● **Goal**
What follows is a set of entries. Repeat them exactly, but not their pictures.

Collected data entries:

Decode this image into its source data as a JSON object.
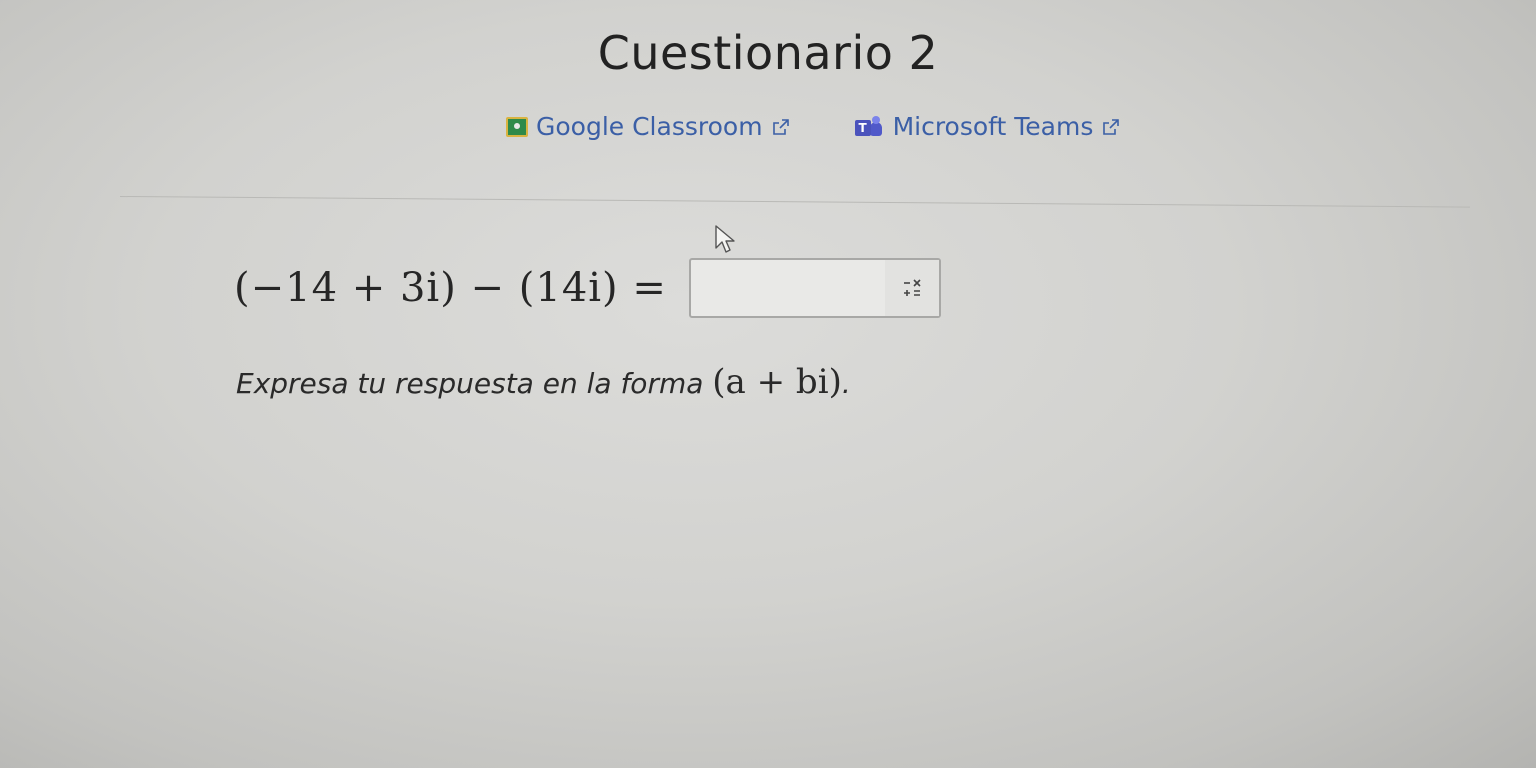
{
  "page": {
    "title": "Cuestionario 2"
  },
  "share": {
    "classroom_label": "Google Classroom",
    "teams_label": "Microsoft Teams"
  },
  "question": {
    "equation": "(−14 + 3i) − (14i) =",
    "answer_value": "",
    "instruction_text": "Expresa tu respuesta en la forma",
    "instruction_math": "(a + bi)",
    "instruction_end": "."
  },
  "icons": {
    "classroom": "google-classroom-icon",
    "teams": "microsoft-teams-icon",
    "external": "external-link-icon",
    "palette": "math-palette-icon",
    "cursor": "mouse-cursor-icon"
  },
  "colors": {
    "link": "#3b5fa6",
    "classroom_green": "#2f8a4a",
    "teams_purple": "#4b53bc"
  }
}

● **Written answer**
Decode this image into its source data as a JSON object.
{
  "page": {
    "title": "Cuestionario 2"
  },
  "share": {
    "classroom_label": "Google Classroom",
    "teams_label": "Microsoft Teams"
  },
  "question": {
    "equation": "(−14 + 3i) − (14i) =",
    "answer_value": "",
    "instruction_text": "Expresa tu respuesta en la forma",
    "instruction_math": "(a + bi)",
    "instruction_end": "."
  },
  "icons": {
    "classroom": "google-classroom-icon",
    "teams": "microsoft-teams-icon",
    "external": "external-link-icon",
    "palette": "math-palette-icon",
    "cursor": "mouse-cursor-icon"
  },
  "colors": {
    "link": "#3b5fa6",
    "classroom_green": "#2f8a4a",
    "teams_purple": "#4b53bc"
  }
}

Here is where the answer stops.